Dataset excerpt
— start —

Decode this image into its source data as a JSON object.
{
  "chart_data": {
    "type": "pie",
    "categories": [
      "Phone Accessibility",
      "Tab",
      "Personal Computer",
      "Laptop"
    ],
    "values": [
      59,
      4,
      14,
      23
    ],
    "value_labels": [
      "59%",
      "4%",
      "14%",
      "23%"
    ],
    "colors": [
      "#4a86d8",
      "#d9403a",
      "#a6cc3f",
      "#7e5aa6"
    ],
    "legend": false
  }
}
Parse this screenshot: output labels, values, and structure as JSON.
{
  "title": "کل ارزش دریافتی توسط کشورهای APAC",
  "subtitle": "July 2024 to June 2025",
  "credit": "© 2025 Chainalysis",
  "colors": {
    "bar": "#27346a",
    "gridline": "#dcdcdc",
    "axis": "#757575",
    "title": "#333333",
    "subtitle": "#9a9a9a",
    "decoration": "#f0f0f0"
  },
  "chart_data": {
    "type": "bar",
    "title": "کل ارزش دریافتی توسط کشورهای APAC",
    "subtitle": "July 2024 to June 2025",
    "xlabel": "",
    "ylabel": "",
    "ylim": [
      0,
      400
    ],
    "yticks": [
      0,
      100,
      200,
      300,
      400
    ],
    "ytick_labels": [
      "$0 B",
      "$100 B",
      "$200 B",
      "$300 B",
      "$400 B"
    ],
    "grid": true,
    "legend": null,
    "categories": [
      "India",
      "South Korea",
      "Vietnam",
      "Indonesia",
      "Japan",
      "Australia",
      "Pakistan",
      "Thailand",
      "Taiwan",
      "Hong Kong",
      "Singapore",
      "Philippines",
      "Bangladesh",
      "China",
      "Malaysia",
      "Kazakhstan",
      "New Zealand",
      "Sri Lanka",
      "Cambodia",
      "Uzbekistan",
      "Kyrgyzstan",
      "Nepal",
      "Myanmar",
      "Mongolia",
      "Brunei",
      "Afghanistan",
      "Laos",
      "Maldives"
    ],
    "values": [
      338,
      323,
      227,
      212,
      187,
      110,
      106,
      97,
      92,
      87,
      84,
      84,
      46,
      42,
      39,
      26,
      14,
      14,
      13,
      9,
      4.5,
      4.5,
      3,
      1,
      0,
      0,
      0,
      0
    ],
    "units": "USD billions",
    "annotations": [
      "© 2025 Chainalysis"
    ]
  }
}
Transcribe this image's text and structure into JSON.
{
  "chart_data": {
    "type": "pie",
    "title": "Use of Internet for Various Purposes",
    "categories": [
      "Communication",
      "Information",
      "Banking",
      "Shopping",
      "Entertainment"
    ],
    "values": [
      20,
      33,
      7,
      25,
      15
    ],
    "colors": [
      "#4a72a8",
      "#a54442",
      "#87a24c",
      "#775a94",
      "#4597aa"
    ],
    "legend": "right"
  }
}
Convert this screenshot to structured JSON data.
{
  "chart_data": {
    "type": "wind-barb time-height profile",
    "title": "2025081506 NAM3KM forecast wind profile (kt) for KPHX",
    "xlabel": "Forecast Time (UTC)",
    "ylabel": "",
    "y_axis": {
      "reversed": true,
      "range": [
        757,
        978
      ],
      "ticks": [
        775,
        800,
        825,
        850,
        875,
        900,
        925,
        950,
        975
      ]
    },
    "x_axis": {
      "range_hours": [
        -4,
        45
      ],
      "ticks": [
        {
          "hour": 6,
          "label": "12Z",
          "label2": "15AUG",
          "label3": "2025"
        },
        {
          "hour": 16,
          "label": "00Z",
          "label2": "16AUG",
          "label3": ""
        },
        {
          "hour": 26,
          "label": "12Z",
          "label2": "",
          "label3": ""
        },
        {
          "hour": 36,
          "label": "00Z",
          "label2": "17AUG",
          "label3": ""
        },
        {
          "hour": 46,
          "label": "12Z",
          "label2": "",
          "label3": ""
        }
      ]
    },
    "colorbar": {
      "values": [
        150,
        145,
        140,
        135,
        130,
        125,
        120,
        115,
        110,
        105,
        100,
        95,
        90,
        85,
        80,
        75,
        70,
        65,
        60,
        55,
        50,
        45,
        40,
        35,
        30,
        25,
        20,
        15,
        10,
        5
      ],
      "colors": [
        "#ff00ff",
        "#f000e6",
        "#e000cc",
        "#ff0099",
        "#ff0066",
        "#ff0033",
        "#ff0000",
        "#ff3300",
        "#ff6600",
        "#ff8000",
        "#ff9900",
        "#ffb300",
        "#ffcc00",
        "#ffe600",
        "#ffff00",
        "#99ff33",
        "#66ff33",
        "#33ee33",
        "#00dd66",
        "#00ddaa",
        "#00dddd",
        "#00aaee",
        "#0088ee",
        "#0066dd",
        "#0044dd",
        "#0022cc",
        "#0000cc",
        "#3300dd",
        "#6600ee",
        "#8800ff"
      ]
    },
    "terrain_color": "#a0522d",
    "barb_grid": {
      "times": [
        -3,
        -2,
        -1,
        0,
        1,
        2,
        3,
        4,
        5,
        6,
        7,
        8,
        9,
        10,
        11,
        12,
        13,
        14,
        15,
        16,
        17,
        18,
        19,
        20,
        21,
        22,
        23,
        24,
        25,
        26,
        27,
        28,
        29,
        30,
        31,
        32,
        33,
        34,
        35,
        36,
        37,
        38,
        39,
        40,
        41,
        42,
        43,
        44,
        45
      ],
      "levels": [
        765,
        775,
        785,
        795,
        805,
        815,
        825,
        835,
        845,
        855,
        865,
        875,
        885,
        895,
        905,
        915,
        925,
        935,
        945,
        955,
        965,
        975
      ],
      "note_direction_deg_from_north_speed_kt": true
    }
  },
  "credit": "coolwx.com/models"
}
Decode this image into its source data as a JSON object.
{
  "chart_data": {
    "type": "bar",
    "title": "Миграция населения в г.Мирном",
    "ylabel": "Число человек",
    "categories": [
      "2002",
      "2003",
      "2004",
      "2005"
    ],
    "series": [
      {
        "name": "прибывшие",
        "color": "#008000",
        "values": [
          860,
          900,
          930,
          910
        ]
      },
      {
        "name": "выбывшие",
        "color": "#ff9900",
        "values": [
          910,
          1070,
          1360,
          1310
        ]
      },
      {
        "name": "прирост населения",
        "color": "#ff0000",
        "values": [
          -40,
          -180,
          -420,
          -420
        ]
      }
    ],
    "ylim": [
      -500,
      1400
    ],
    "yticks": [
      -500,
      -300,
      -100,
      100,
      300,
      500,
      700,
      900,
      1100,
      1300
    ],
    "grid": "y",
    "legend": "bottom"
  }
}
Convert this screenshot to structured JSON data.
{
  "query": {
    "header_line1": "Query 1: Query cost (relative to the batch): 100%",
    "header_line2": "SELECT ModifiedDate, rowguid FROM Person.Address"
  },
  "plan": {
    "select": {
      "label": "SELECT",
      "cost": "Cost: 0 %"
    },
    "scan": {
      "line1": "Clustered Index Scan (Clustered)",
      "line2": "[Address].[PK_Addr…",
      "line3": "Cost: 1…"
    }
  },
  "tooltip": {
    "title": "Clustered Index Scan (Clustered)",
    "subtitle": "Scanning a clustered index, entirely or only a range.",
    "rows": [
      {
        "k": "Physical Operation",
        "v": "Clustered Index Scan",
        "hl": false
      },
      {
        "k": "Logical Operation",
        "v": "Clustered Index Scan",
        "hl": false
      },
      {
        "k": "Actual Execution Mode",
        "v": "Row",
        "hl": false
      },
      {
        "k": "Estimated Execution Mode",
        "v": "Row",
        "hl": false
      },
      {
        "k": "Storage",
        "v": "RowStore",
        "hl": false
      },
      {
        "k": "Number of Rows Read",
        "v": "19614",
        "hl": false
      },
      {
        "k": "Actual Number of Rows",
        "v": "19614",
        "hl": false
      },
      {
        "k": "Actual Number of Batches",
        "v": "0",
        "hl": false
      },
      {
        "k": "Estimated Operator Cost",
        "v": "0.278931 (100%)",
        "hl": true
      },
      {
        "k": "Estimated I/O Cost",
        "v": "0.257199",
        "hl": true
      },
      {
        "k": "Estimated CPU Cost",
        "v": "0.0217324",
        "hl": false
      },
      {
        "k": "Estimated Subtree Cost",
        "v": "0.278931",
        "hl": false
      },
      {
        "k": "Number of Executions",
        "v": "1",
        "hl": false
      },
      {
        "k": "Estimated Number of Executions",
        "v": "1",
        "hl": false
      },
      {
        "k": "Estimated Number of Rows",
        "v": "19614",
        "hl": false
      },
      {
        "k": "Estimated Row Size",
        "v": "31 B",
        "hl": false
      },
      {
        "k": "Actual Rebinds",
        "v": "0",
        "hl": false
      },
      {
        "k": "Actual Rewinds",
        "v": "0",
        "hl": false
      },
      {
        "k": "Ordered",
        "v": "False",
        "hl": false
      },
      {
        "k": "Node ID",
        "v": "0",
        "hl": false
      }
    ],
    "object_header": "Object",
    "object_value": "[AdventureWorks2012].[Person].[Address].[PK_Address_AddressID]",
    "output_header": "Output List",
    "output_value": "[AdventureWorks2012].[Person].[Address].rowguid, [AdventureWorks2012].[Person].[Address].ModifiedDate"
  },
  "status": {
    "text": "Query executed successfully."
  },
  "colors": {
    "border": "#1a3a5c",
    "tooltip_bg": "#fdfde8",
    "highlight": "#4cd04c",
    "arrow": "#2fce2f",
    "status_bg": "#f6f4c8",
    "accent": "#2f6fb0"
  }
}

— end —

**EXERCISE TASK:** From the listing above, collect each line in which the string "true" appears.

**RESULT FOR THIS EXERCISE:**
    "grid": true,
      "reversed": true,
      "note_direction_deg_from_north_speed_kt": true
        "hl": true
        "hl": true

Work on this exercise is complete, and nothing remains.